La mort du roi, chacun en juge selon son camp, des royalistes aux révolutionnaires, en passant par toutes les nuances d’opinion, de la droite réactionnaire à la gauche extrême. Cela vaut de manière plus générale pour la Révolution, et aujourd’hui encore, on en discute.

Les émigrés royalistes proclament roi, sous le nom de Louis XVII, le jeune dauphin enfermé au Temple et le comte de Provence (frère aîné de Louis XVI, futur Louis XVIII) est nommé régent du royaume.

MARIE-ANTOINETTE

Dauphine adorée, reine détestée, elle devient digne et responsable dans la tourmente révolutionnaire et mère bouleversante dans le procès public où le peuple prend parti pour la victime calomniée, accusée d’inceste sur son très jeune fils.

« Une femme, la honte de l’humanité et de son sexe, la veuve Capet, doit enfin expier ses forfaits sur l’échafaud. »1538

Jean-Nicolas BILLAUD-VARENNE (1756-1819), Convention, 3 octobre 1793. L’Agonie de Marie-Antoinette (1907), Gustave Gautherot

Un parmi d’autres conventionnels à réclamer la mise en jugement de la « Panthère autrichienne ». Marie-Antoinette, en prison depuis près d’un an, attendait son sort au Temple, avant son transfert à la Conciergerie, le 1er août 1793.

Le 3 octobre, au moment où la Convention vient de décréter que les Girondins seront traduits devant le Tribunal révolutionnaire, Billaud-Varenne parle en ces termes : « Il reste encore un décret à rendre : une femme, la honte de l’humanité et de son sexe, la veuve Capet, doit enfin expier ses forfaits sur l’échafaud. On publie qu’elle a été jugée secrètement et blanchie par le Tribunal révolutionnaire, comme si une femme qui a fait couler le sang de plusieurs milliers de Français pouvait être absoute par un jury français. Je demande que le Tribunal révolutionnaire prononce cette semaine sur son sort. » La Convention adopte cette proposition.

« Ils peuvent être mes bourreaux, mais ils ne seront jamais mes juges. »1539

MARIE-ANTOINETTE (1755-1793), apprenant qu’elle va être jugée par le Tribunal révolutionnaire, début octobre 1793. Les Grands Procès de l’histoire (1924), Me Henri-Robert

Elle est à présent sans illusion, prisonnière à la Conciergerie, dite l’antichambre de la mort. Deux chefs d’accusation sont retenus contre elle : manœuvres en faveur des ennemis extérieurs de la République et complot pour allumer la guerre civile. Mais le dossier est vide et le tribunal veut respecter au moins les apparences. D’où l’idée d’interroger son fils, 8 ans, pour lui faire reconnaître des relations incestueuses avec sa mère. Pache (maire de Paris), Chaumette (procureur) et Hébert (substitut de la Commune) s’en chargent.

● CONSIGNES
1) Nommez les personnes qui, d'après le texte, se chargent d'interroger le fils de Marie-Antoinette, en donnant pour chacune la fonction indiquée.
2) Recopiez le passage du texte compris entre « Les émigrés royalistes » et « régent du royaume. », ces deux bornes incluses.
Les lignes enregistrées plus bas n'entrent pas en jeu ici.

● DONNÉES ENREGISTRÉES

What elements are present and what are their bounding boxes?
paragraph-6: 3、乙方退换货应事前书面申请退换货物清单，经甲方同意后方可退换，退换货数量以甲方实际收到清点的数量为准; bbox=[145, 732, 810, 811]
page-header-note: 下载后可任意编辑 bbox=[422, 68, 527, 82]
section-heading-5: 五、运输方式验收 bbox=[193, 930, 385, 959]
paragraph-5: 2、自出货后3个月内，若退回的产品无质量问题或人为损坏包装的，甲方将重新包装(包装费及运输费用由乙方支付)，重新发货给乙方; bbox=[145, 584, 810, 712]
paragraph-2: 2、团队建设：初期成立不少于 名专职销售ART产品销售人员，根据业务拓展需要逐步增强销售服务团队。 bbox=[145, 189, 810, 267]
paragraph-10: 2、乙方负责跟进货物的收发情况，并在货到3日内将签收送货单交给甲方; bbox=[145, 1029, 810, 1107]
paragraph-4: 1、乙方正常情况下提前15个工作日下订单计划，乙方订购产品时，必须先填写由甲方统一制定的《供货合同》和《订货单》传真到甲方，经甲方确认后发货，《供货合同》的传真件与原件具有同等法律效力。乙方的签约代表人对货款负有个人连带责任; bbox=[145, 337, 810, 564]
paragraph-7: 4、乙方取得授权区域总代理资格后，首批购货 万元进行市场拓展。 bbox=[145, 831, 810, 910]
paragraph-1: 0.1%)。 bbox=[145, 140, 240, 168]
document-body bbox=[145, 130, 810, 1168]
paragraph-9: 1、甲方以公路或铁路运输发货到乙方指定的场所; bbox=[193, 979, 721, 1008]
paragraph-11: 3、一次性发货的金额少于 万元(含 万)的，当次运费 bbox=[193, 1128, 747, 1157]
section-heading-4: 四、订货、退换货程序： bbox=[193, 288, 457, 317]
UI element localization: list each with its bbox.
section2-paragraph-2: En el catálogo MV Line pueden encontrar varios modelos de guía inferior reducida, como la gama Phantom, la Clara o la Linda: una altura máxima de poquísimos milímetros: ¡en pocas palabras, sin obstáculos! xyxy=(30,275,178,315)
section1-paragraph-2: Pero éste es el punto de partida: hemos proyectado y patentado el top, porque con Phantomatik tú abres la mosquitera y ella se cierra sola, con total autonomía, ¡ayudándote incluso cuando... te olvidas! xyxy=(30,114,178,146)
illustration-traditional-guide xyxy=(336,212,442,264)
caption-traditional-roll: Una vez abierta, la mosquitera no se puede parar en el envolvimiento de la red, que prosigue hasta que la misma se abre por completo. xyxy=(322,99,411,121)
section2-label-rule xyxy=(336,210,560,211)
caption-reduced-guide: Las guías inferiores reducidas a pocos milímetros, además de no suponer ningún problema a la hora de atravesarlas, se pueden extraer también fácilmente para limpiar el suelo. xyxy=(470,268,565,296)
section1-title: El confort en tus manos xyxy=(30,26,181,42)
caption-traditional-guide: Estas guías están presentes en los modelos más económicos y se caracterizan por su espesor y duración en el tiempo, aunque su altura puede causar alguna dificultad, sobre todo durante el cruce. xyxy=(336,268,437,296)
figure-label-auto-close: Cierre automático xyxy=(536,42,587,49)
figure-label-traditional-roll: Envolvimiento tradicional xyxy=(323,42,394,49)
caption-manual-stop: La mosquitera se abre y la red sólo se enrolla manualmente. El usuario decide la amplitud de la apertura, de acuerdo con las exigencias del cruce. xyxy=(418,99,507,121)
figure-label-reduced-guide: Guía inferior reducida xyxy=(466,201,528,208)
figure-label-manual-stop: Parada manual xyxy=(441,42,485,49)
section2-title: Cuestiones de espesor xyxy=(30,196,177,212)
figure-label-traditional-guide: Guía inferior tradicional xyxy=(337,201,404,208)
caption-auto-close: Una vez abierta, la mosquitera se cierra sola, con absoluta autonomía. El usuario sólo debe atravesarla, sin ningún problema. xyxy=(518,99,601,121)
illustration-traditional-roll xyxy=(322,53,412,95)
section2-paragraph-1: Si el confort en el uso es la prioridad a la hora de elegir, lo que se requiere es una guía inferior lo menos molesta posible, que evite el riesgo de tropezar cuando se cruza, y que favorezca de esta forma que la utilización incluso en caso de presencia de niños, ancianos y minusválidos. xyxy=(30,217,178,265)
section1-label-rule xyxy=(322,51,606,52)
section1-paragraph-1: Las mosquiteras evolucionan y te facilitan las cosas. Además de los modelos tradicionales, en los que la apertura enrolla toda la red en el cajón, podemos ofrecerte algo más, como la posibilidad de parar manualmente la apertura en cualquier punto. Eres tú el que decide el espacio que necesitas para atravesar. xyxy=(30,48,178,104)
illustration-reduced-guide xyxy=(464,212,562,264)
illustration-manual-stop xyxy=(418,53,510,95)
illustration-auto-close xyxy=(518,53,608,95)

● CORRIGÉ
1)
- Pache, maire de Paris
- Chaumette, procureur
- Hébert, substitut de la Commune

2)
Les émigrés royalistes proclament roi, sous le nom de Louis XVII, le jeune dauphin enfermé au Temple et le comte de Provence (frère aîné de Louis XVI, futur Louis XVIII) est nommé régent du royaume.